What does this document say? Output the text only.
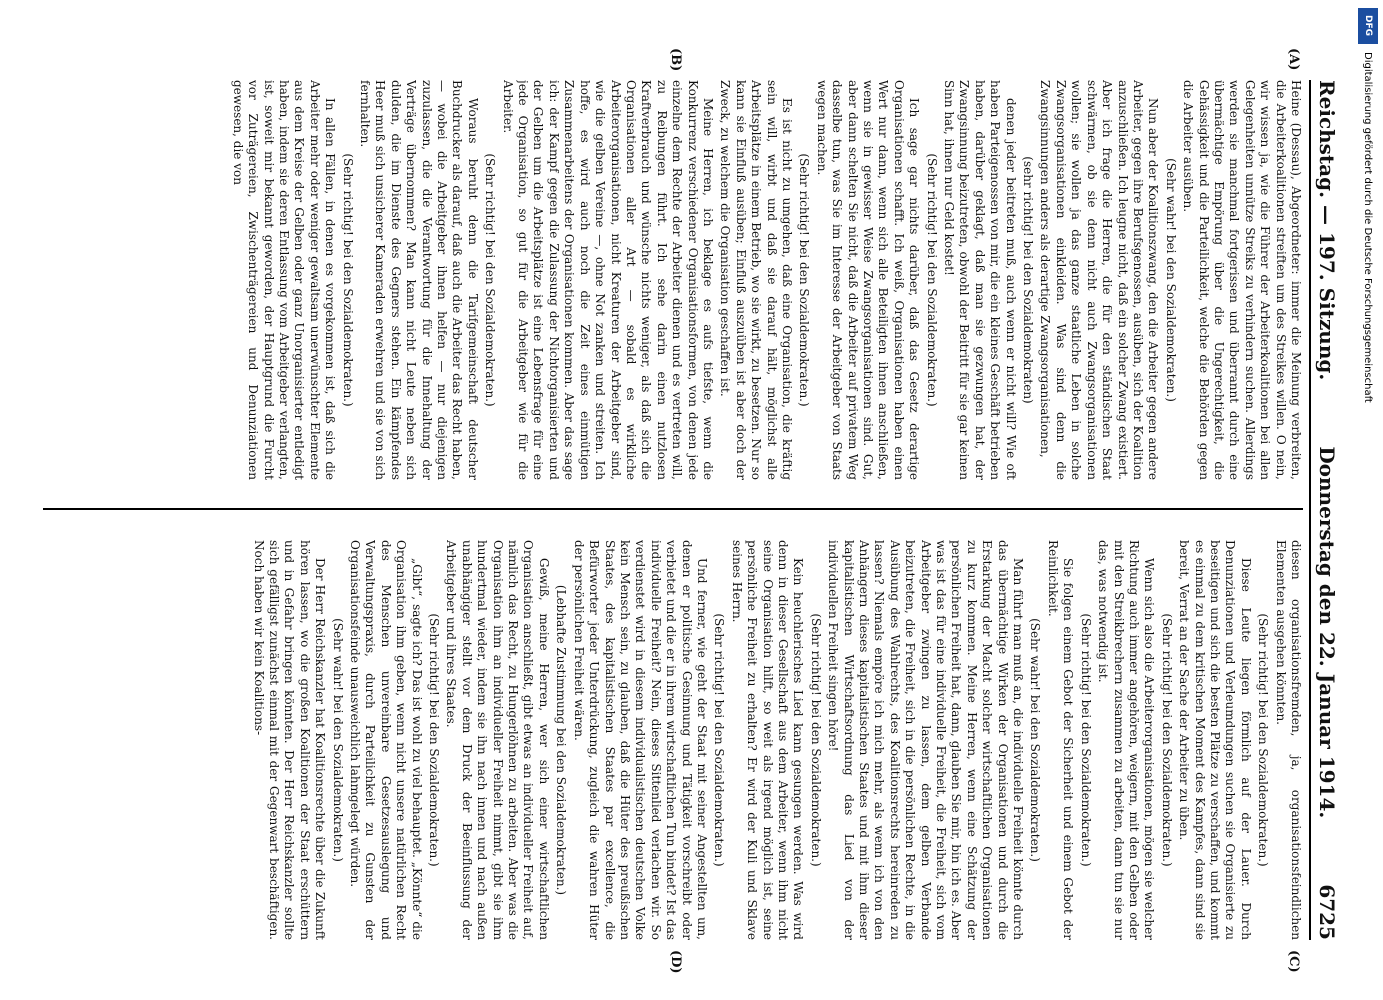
Reichstag. — 197. Sitzung.
Donnerstag den 22. Januar 1914.
6725
(A)
(B)
(C)
(D)

Heine (Dessau), Abgeordneter: immer die Meinung verbreiten, die Arbeiterkoalitionen streiften um des Streikes willen. O nein, wir wissen ja, wie die Führer der Arbeiterkoalitionen bei allen Gelegenheiten unnütze Streiks zu verhindern suchen. Allerdings werden sie manchmal fortgerissen und überrannt durch eine übermächtige Empörung über die Ungerechtigkeit, die Gehässigkeit und die Parteilichkeit, welche die Behörden gegen die Arbeiter ausüben.

(Sehr wahr! bei den Sozialdemokraten.)

Nun aber der Koalitionszwang, den die Arbeiter gegen andere Arbeiter, gegen ihre Berufsgenossen, ausüben, sich der Koalition anzuschließen. Ich leugne nicht, daß ein solcher Zwang existiert. Aber ich frage die Herren, die für den ständischen Staat schwärmen, ob sie denn nicht auch Zwangsorganisationen wollen; sie wollen ja das ganze staatliche Leben in solche Zwangsorganisationen einkleiden. Was sind denn die Zwangsinnungen anders als derartige Zwangsorganisationen,

(sehr richtig! bei den Sozialdemokraten)

denen jeder beitreten muß, auch wenn er nicht will? Wie oft haben Parteigenossen von mir, die ein kleines Geschäft betrieben haben, darüber geklagt, daß man sie gezwungen hat, der Zwangsinnung beizutreten, obwohl der Beitritt für sie gar keinen Sinn hat, ihnen nur Geld kostet!

(Sehr richtig! bei den Sozialdemokraten.)

Ich sage gar nichts darüber, daß das Gesetz derartige Organisationen schafft. Ich weiß, Organisationen haben einen Wert nur dann, wenn sich alle Beteiligten ihnen anschließen, wenn sie in gewisser Weise Zwangsorganisationen sind. Gut, aber dann schelten Sie nicht, daß die Arbeiter auf privatem Weg dasselbe tun, was Sie im Interesse der Arbeitgeber von Staats wegen machen.

(Sehr richtig! bei den Sozialdemokraten.)

Es ist nicht zu umgehen, daß eine Organisation, die kräftig sein will, wirbt und daß sie darauf hält, möglichst alle Arbeitsplätze in einem Betrieb, wo sie wirkt, zu besetzen. Nur so kann sie Einfluß ausüben; Einfluß auszuüben ist aber doch der Zweck, zu welchem die Organisation geschaffen ist.

Meine Herren, ich beklage es aufs tiefste, wenn die Konkurrenz verschiedener Organisationsformen, von denen jede einzelne dem Rechte der Arbeiter dienen und es vertreten will, zu Reibungen führt. Ich sehe darin einen nutzlosen Kraftverbrauch und wünsche nichts weniger, als daß sich die Organisationen aller Art — sobald es wirkliche Arbeiterorganisationen, nicht Kreaturen der Arbeitgeber sind, wie die gelben Vereine —, ohne Not zanken und streiten. Ich hoffe, es wird auch noch die Zeit eines einmütigen Zusammenarbeitens der Organisationen kommen. Aber das sage ich: der Kampf gegen die Zulassung der Nichtorganisierten und der Gelben um die Arbeitsplätze ist eine Lebensfrage für eine jede Organisation, so gut für die Arbeitgeber wie für die Arbeiter.

(Sehr richtig! bei den Sozialdemokraten.)

Woraus beruht denn die Tarifgemeinschaft deutscher Buchdrucker als darauf, daß auch die Arbeiter das Recht haben, — wobei die Arbeitgeber ihnen helfen — nur diejenigen zuzulassen, die die Verantwortung für die Innehaltung der Verträge übernommen? Man kann nicht Leute neben sich dulden, die im Dienste des Gegners stehen. Ein kämpfendes Heer muß sich unsicherer Kameraden erwehren und sie von sich fernhalten.

(Sehr richtig! bei den Sozialdemokraten.)

In allen Fällen, in denen es vorgekommen ist, daß sich die Arbeiter mehr oder weniger gewaltsam unerwünschter Elemente aus dem Kreise der Gelben oder ganz Unorganisierter entledigt haben, indem sie deren Entlassung vom Arbeitgeber verlangten, ist, soweit mir bekannt geworden, der Hauptgrund die Furcht vor Zuträgereien, Zwischenträgereien und Denunziationen gewesen, die von

diesen organisationsfremden, ja, organisationsfeindlichen Elementen ausgehen könnten.

(Sehr richtig! bei den Sozialdemokraten.)

Diese Leute liegen förmlich auf der Lauer. Durch Denunziationen und Verleumdungen suchen sie Organisierte zu beseitigen und sich die besten Plätze zu verschaffen, und kommt es einmal zu dem kritischen Moment des Kampfes, dann sind sie bereit, Verrat an der Sache der Arbeiter zu üben.

(Sehr richtig! bei den Sozialdemokraten.)

Wenn sich also die Arbeiterorganisationen, mögen sie welcher Richtung auch immer angehören, weigern, mit den Gelben oder mit den Streikbrechern zusammen zu arbeiten, dann tun sie nur das, was notwendig ist.

(Sehr richtig! bei den Sozialdemokraten.)

Sie folgen einem Gebot der Sicherheit und einem Gebot der Reinlichkeit.

(Sehr wahr! bei den Sozialdemokraten.)

Man führt man muß an, die individuelle Freiheit könnte durch das übermächtige Wirken der Organisationen und durch die Erstarkung der Macht solcher wirtschaftlichen Organisationen zu kurz kommen. Meine Herren, wenn eine Schätzung der persönlichen Freiheit hat, dann, glauben Sie mir, bin ich es. Aber was ist das für eine individuelle Freiheit, die Freiheit, sich vom Arbeitgeber zwingen zu lassen, dem gelben Verbande beizutreten, die Freiheit, sich in die persönlichen Rechte, in die Ausübung des Wahlrechts, des Koalitionsrechts hereinreden zu lassen? Niemals empöre ich mich mehr, als wenn ich von den Anhängern dieses kapitalistischen Staates und mit ihm dieser kapitalistischen Wirtschaftsordnung das Lied von der individuellen Freiheit singen höre!

(Sehr richtig! bei den Sozialdemokraten.)

Kein heuchlerisches Lied kann gesungen werden. Was wird denn in dieser Gesellschaft aus dem Arbeiter, wenn ihm nicht seine Organisation hilft, so weit als irgend möglich ist, seine persönliche Freiheit zu erhalten? Er wird der Kuli und Sklave seines Herrn.

(Sehr richtig! bei den Sozialdemokraten.)

Und ferner, wie geht der Staat mit seiner Angestellten um, denen er politische Gesinnung und Tätigkeit vorschreibt oder verbietet und die er in ihrem wirtschaftlichen Tun bindet? Ist das individuelle Freiheit? Nein, dieses Sittenlied verlachen wir. So verdienstet wird in diesem individualistischen deutschen Volke kein Mensch sein, zu glauben, daß die Hüter des preußischen Staates, des kapitalistischen Staates par excellence, die Befürworter jeder Unterdrückung, zugleich die wahren Hüter der persönlichen Freiheit wären.

(Lebhafte Zustimmung bei den Sozialdemokraten.)

Gewiß, meine Herren, wer sich einer wirtschaftlichen Organisation anschließt, gibt etwas an individueller Freiheit auf, nämlich das Recht, zu Hungerlöhnen zu arbeiten. Aber was die Organisation ihm an individueller Freiheit nimmt, gibt sie ihm hundertmal wieder, indem sie ihn nach innen und nach außen unabhängiger stellt vor dem Druck der Beeinflussung der Arbeitgeber und ihres Staates.

(Sehr richtig! bei den Sozialdemokraten.)

„Gibt“, sagte ich? Das ist wohl zu viel behauptet. „Könnte“ die Organisation ihm geben, wenn nicht unsere natürlichen Recht des Menschen unvereinbare Gesetzesauslegung und Verwaltungspraxis, durch Parteilichkeit zu Gunsten der Organisationsfeinde unausweichlich lahmgelegt würden.

(Sehr wahr! bei den Sozialdemokraten.)

Der Herr Reichskanzler hat Koalitionsrechte über die Zukunft hören lassen, wo die großen Koalitionen der Staat erschüttern und in Gefahr bringen könnten. Der Herr Reichskanzler sollte sich gefälligst zunächst einmal mit der Gegenwart beschäftigen. Noch haben wir kein Koalitions-

DFG
Digitalisierung gefördert durch die Deutsche Forschungsgemeinschaft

● ● ●

STATED GOAL - Among the records above, find each line holding the string "könnten" and pull it out.

ANSWER TO THIS TASK -
diesen organisationsfremden, ja, organisationsfeindlichen Elementen ausgehen könnten.
Der Herr Reichskanzler hat Koalitionsrechte über die Zukunft hören lassen, wo die großen Koalitionen der Staat erschüttern und in Gefahr bringen könnten. Der Herr Reichskanzler sollte sich gefälligst zunächst einmal mit der Gegenwart beschäftigen. Noch haben wir kein Koalitions-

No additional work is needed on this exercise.